• What you will do: Copy the data word for word, keeping every line.

(Structured figure records)
☆ ☆ ☆ ☆ ☆ ☆ ☆
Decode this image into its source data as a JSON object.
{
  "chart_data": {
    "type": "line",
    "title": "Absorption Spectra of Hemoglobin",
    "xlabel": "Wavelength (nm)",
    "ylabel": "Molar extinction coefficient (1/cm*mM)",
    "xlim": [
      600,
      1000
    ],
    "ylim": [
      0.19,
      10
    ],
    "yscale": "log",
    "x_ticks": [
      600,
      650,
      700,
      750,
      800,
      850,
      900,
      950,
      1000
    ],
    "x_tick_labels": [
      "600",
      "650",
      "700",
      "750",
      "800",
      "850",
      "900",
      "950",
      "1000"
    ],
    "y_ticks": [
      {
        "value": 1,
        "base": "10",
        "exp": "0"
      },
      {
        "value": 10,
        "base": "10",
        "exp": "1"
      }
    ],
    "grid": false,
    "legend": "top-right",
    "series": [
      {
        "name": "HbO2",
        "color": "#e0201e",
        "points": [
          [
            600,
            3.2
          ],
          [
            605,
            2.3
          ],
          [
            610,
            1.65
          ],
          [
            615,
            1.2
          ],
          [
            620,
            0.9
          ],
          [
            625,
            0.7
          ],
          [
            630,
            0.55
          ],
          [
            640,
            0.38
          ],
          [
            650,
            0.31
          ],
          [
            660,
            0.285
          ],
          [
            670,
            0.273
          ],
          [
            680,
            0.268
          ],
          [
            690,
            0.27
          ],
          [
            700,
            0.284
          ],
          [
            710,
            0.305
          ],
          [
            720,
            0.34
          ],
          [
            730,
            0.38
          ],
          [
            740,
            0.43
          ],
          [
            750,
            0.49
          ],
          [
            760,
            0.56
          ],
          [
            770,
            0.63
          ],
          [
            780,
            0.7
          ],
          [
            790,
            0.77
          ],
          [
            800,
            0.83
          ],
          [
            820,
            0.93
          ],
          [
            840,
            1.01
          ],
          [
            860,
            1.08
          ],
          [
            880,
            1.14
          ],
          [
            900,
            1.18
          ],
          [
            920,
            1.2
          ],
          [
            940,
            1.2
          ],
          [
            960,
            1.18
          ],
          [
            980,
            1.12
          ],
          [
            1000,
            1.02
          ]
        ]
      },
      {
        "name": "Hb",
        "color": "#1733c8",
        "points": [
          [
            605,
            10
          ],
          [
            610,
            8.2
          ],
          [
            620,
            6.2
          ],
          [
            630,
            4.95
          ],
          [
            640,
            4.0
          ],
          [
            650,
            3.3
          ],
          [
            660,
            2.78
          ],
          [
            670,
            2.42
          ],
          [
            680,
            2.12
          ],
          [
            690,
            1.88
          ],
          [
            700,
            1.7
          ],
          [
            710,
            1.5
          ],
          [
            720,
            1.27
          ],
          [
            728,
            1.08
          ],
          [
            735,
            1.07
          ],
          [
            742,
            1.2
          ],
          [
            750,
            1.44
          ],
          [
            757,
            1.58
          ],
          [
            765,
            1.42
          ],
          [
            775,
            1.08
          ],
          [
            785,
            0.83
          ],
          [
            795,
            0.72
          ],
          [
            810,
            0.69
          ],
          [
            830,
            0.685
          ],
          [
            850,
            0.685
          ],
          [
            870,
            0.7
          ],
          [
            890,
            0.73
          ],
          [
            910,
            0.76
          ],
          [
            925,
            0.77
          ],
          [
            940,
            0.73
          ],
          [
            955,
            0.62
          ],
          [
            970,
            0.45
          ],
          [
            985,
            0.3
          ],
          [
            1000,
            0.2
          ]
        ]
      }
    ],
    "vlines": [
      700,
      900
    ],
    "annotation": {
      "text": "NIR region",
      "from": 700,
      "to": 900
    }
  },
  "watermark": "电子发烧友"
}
☆ ☆ ☆ ☆ ☆ ☆ ☆
• Exercise response:
Decode this image into its source data as a JSON object.
{
  "chart_data": {
    "type": "line",
    "title": "Absorption Spectra of Hemoglobin",
    "xlabel": "Wavelength (nm)",
    "ylabel": "Molar extinction coefficient (1/cm*mM)",
    "xlim": [
      600,
      1000
    ],
    "ylim": [
      0.19,
      10
    ],
    "yscale": "log",
    "x_ticks": [
      600,
      650,
      700,
      750,
      800,
      850,
      900,
      950,
      1000
    ],
    "x_tick_labels": [
      "600",
      "650",
      "700",
      "750",
      "800",
      "850",
      "900",
      "950",
      "1000"
    ],
    "y_ticks": [
      {
        "value": 1,
        "base": "10",
        "exp": "0"
      },
      {
        "value": 10,
        "base": "10",
        "exp": "1"
      }
    ],
    "grid": false,
    "legend": "top-right",
    "series": [
      {
        "name": "HbO2",
        "color": "#e0201e",
        "points": [
          [
            600,
            3.2
          ],
          [
            605,
            2.3
          ],
          [
            610,
            1.65
          ],
          [
            615,
            1.2
          ],
          [
            620,
            0.9
          ],
          [
            625,
            0.7
          ],
          [
            630,
            0.55
          ],
          [
            640,
            0.38
          ],
          [
            650,
            0.31
          ],
          [
            660,
            0.285
          ],
          [
            670,
            0.273
          ],
          [
            680,
            0.268
          ],
          [
            690,
            0.27
          ],
          [
            700,
            0.284
          ],
          [
            710,
            0.305
          ],
          [
            720,
            0.34
          ],
          [
            730,
            0.38
          ],
          [
            740,
            0.43
          ],
          [
            750,
            0.49
          ],
          [
            760,
            0.56
          ],
          [
            770,
            0.63
          ],
          [
            780,
            0.7
          ],
          [
            790,
            0.77
          ],
          [
            800,
            0.83
          ],
          [
            820,
            0.93
          ],
          [
            840,
            1.01
          ],
          [
            860,
            1.08
          ],
          [
            880,
            1.14
          ],
          [
            900,
            1.18
          ],
          [
            920,
            1.2
          ],
          [
            940,
            1.2
          ],
          [
            960,
            1.18
          ],
          [
            980,
            1.12
          ],
          [
            1000,
            1.02
          ]
        ]
      },
      {
        "name": "Hb",
        "color": "#1733c8",
        "points": [
          [
            605,
            10
          ],
          [
            610,
            8.2
          ],
          [
            620,
            6.2
          ],
          [
            630,
            4.95
          ],
          [
            640,
            4.0
          ],
          [
            650,
            3.3
          ],
          [
            660,
            2.78
          ],
          [
            670,
            2.42
          ],
          [
            680,
            2.12
          ],
          [
            690,
            1.88
          ],
          [
            700,
            1.7
          ],
          [
            710,
            1.5
          ],
          [
            720,
            1.27
          ],
          [
            728,
            1.08
          ],
          [
            735,
            1.07
          ],
          [
            742,
            1.2
          ],
          [
            750,
            1.44
          ],
          [
            757,
            1.58
          ],
          [
            765,
            1.42
          ],
          [
            775,
            1.08
          ],
          [
            785,
            0.83
          ],
          [
            795,
            0.72
          ],
          [
            810,
            0.69
          ],
          [
            830,
            0.685
          ],
          [
            850,
            0.685
          ],
          [
            870,
            0.7
          ],
          [
            890,
            0.73
          ],
          [
            910,
            0.76
          ],
          [
            925,
            0.77
          ],
          [
            940,
            0.73
          ],
          [
            955,
            0.62
          ],
          [
            970,
            0.45
          ],
          [
            985,
            0.3
          ],
          [
            1000,
            0.2
          ]
        ]
      }
    ],
    "vlines": [
      700,
      900
    ],
    "annotation": {
      "text": "NIR region",
      "from": 700,
      "to": 900
    }
  },
  "watermark": "电子发烧友"
}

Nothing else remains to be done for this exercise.